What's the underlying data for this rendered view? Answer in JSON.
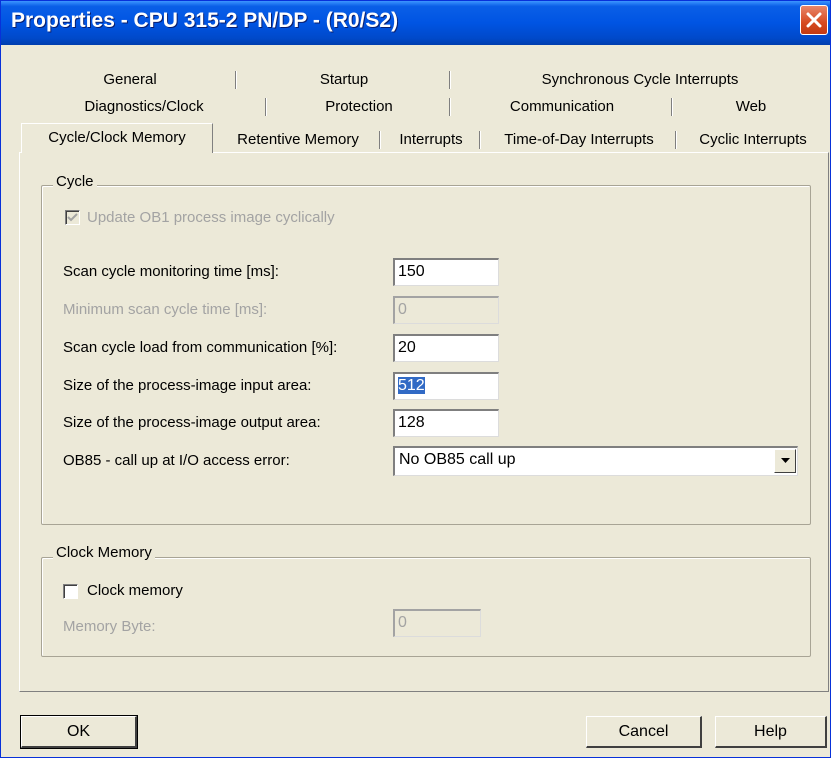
{
  "window": {
    "title": "Properties - CPU 315-2 PN/DP - (R0/S2)"
  },
  "tabs": {
    "row1": [
      "General",
      "Startup",
      "Synchronous Cycle Interrupts"
    ],
    "row2": [
      "Diagnostics/Clock",
      "Protection",
      "Communication",
      "Web"
    ],
    "row3": [
      "Cycle/Clock Memory",
      "Retentive Memory",
      "Interrupts",
      "Time-of-Day Interrupts",
      "Cyclic Interrupts"
    ],
    "active": "Cycle/Clock Memory"
  },
  "cycle": {
    "group_label": "Cycle",
    "update_ob1_label": "Update OB1 process image cyclically",
    "update_ob1_checked": true,
    "scan_monitoring_label": "Scan cycle monitoring time [ms]:",
    "scan_monitoring_value": "150",
    "min_scan_label": "Minimum scan cycle time [ms]:",
    "min_scan_value": "0",
    "scan_load_label": "Scan cycle load from communication [%]:",
    "scan_load_value": "20",
    "pi_input_label": "Size of the process-image input area:",
    "pi_input_value": "512",
    "pi_output_label": "Size of the process-image output area:",
    "pi_output_value": "128",
    "ob85_label": "OB85 - call up at I/O access error:",
    "ob85_value": "No OB85 call up"
  },
  "clock_memory": {
    "group_label": "Clock Memory",
    "checkbox_label": "Clock memory",
    "checked": false,
    "memory_byte_label": "Memory Byte:",
    "memory_byte_value": "0"
  },
  "buttons": {
    "ok": "OK",
    "cancel": "Cancel",
    "help": "Help"
  }
}
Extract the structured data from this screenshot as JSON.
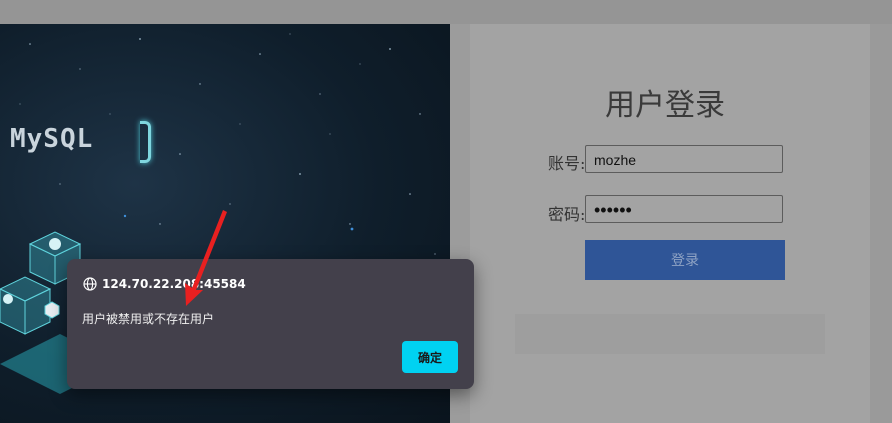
{
  "hero": {
    "logo_text": "MySQL"
  },
  "login": {
    "title": "用户登录",
    "account_label": "账号:",
    "account_value": "mozhe",
    "password_label": "密码:",
    "password_mask": "••••••",
    "submit_label": "登录"
  },
  "alert": {
    "origin": "124.70.22.208:45584",
    "message": "用户被禁用或不存在用户",
    "ok_label": "确定"
  },
  "icons": {
    "origin": "globe-icon",
    "annotation": "red-arrow"
  },
  "colors": {
    "login_button": "#2f5597",
    "dialog_bg": "#43404b",
    "ok_button": "#00d2f2",
    "annotation": "#e82020"
  }
}
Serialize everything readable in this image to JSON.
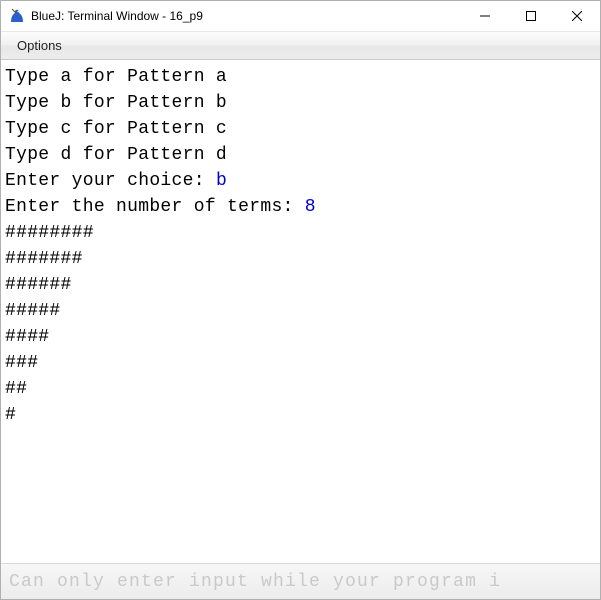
{
  "titlebar": {
    "title": "BlueJ: Terminal Window - 16_p9"
  },
  "menubar": {
    "options": "Options"
  },
  "terminal": {
    "lines": [
      {
        "segments": [
          {
            "t": "Type a for Pattern a",
            "input": false
          }
        ]
      },
      {
        "segments": [
          {
            "t": "Type b for Pattern b",
            "input": false
          }
        ]
      },
      {
        "segments": [
          {
            "t": "Type c for Pattern c",
            "input": false
          }
        ]
      },
      {
        "segments": [
          {
            "t": "Type d for Pattern d",
            "input": false
          }
        ]
      },
      {
        "segments": [
          {
            "t": "Enter your choice: ",
            "input": false
          },
          {
            "t": "b",
            "input": true
          }
        ]
      },
      {
        "segments": [
          {
            "t": "Enter the number of terms: ",
            "input": false
          },
          {
            "t": "8",
            "input": true
          }
        ]
      },
      {
        "segments": [
          {
            "t": "########",
            "input": false
          }
        ]
      },
      {
        "segments": [
          {
            "t": "#######",
            "input": false
          }
        ]
      },
      {
        "segments": [
          {
            "t": "######",
            "input": false
          }
        ]
      },
      {
        "segments": [
          {
            "t": "#####",
            "input": false
          }
        ]
      },
      {
        "segments": [
          {
            "t": "####",
            "input": false
          }
        ]
      },
      {
        "segments": [
          {
            "t": "###",
            "input": false
          }
        ]
      },
      {
        "segments": [
          {
            "t": "##",
            "input": false
          }
        ]
      },
      {
        "segments": [
          {
            "t": "#",
            "input": false
          }
        ]
      }
    ]
  },
  "statusbar": {
    "message": "Can only enter input while your program i"
  }
}
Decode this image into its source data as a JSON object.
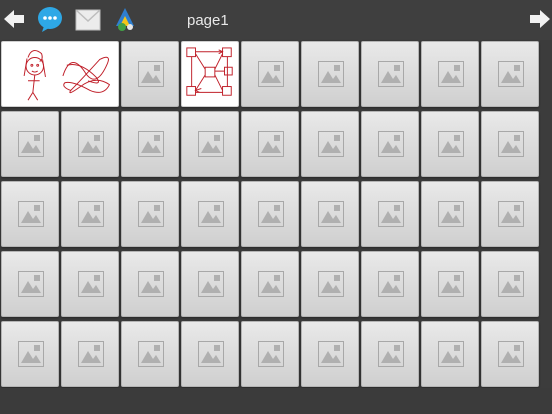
{
  "toolbar": {
    "page_label": "page1",
    "icons": [
      "back-arrow-icon",
      "chat-bubble-icon",
      "mail-icon",
      "share-icon",
      "forward-arrow-icon"
    ],
    "colors": {
      "chat": "#2ea8e6",
      "background": "#3f3f3f"
    }
  },
  "grid": {
    "rows": 5,
    "columns": 9,
    "filled_cells": [
      {
        "row": 0,
        "kind": "drawing-face-and-scribble",
        "span": 2
      },
      {
        "row": 0,
        "kind": "drawing-flow-diagram",
        "span": 1
      }
    ],
    "placeholder_icon": "image-placeholder-icon",
    "ink_color": "#c0202a"
  }
}
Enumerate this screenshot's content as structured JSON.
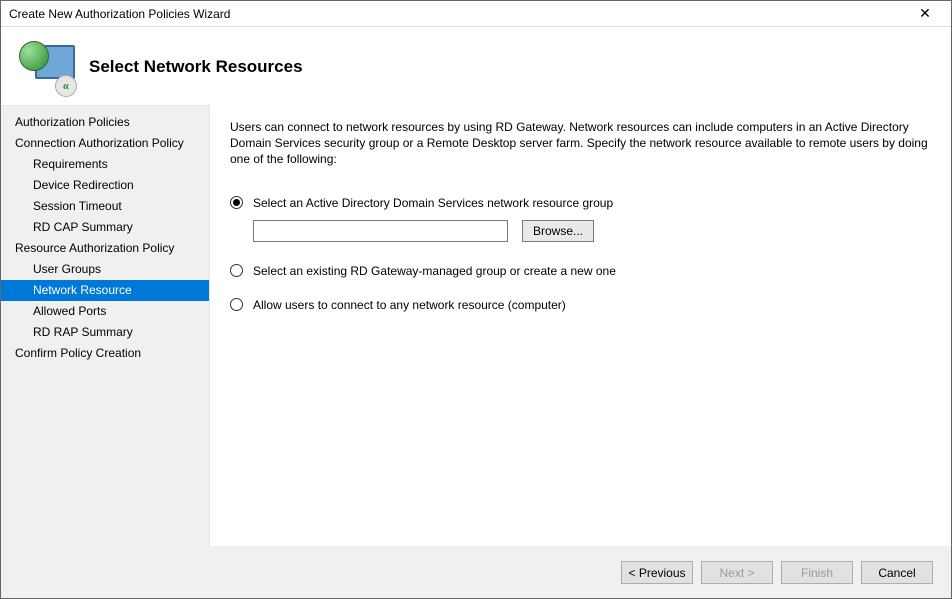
{
  "window": {
    "title": "Create New Authorization Policies Wizard",
    "close": "✕"
  },
  "header": {
    "title": "Select Network Resources",
    "badge": "«"
  },
  "sidebar": {
    "items": [
      {
        "label": "Authorization Policies",
        "sub": false
      },
      {
        "label": "Connection Authorization Policy",
        "sub": false
      },
      {
        "label": "Requirements",
        "sub": true
      },
      {
        "label": "Device Redirection",
        "sub": true
      },
      {
        "label": "Session Timeout",
        "sub": true
      },
      {
        "label": "RD CAP Summary",
        "sub": true
      },
      {
        "label": "Resource Authorization Policy",
        "sub": false
      },
      {
        "label": "User Groups",
        "sub": true
      },
      {
        "label": "Network Resource",
        "sub": true,
        "selected": true
      },
      {
        "label": "Allowed Ports",
        "sub": true
      },
      {
        "label": "RD RAP Summary",
        "sub": true
      },
      {
        "label": "Confirm Policy Creation",
        "sub": false
      }
    ]
  },
  "main": {
    "intro": "Users can connect to network resources by using RD Gateway. Network resources can include computers in an Active Directory Domain Services security group or a Remote Desktop server farm. Specify the network resource available to remote users by doing one of the following:",
    "options": {
      "ad_group": "Select an Active Directory Domain Services network resource group",
      "existing": "Select an existing RD Gateway-managed group or create a new one",
      "any": "Allow users to connect to any network resource (computer)"
    },
    "input_value": "",
    "browse": "Browse..."
  },
  "footer": {
    "previous": "< Previous",
    "next": "Next >",
    "finish": "Finish",
    "cancel": "Cancel"
  }
}
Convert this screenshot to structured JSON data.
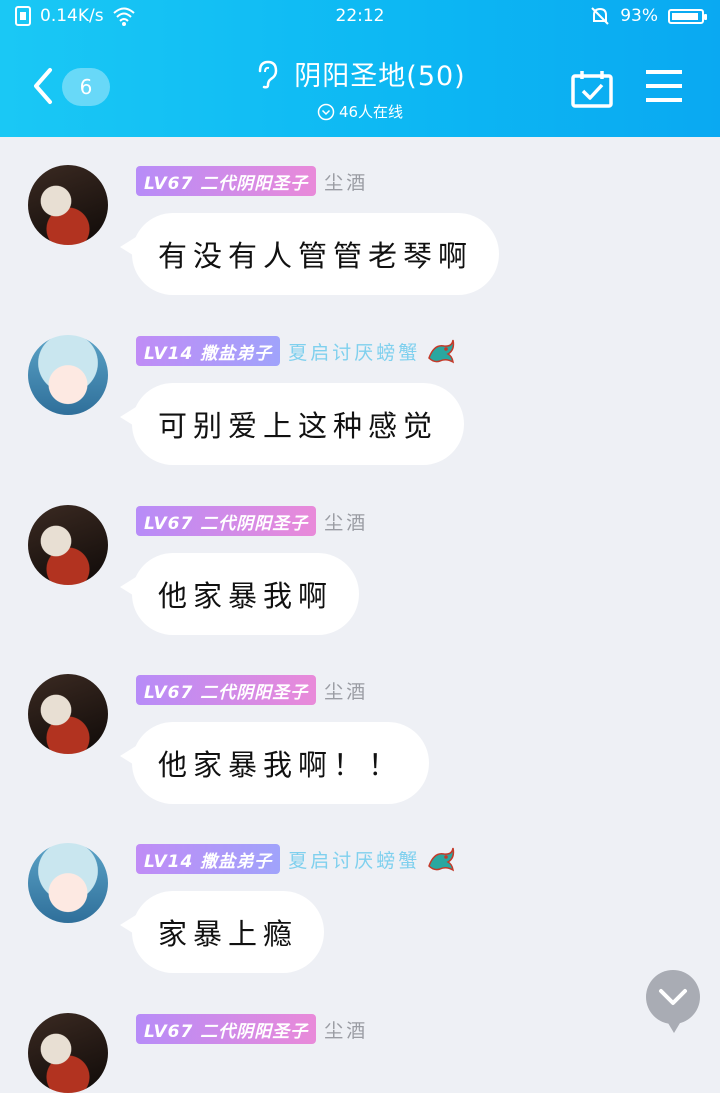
{
  "status_bar": {
    "speed": "0.14K/s",
    "time": "22:12",
    "battery": "93%",
    "battery_level": 0.93
  },
  "header": {
    "back_count": "6",
    "group_name": "阴阳圣地(50)",
    "online": "46人在线",
    "icons": [
      "back-chevron-icon",
      "ear-icon",
      "calendar-check-icon",
      "menu-icon"
    ]
  },
  "messages": [
    {
      "badge": "LV67 二代阴阳圣子",
      "user": "尘酒",
      "text": "有没有人管管老琴啊"
    },
    {
      "badge": "LV14 撒盐弟子",
      "user": "夏启讨厌螃蟹",
      "text": "可别爱上这种感觉"
    },
    {
      "badge": "LV67 二代阴阳圣子",
      "user": "尘酒",
      "text": "他家暴我啊"
    },
    {
      "badge": "LV67 二代阴阳圣子",
      "user": "尘酒",
      "text": "他家暴我啊！！"
    },
    {
      "badge": "LV14 撒盐弟子",
      "user": "夏启讨厌螃蟹",
      "text": "家暴上瘾"
    },
    {
      "badge": "LV67 二代阴阳圣子",
      "user": "尘酒",
      "text": ""
    }
  ],
  "colors": {
    "header_start": "#1ac8f5",
    "header_end": "#0aa9f2",
    "background": "#eef0f5",
    "bubble": "#ffffff"
  }
}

=====

AIM |
Among the lines above, determine how many hold the word "background"; report the figure alone.

RESPONSE |
2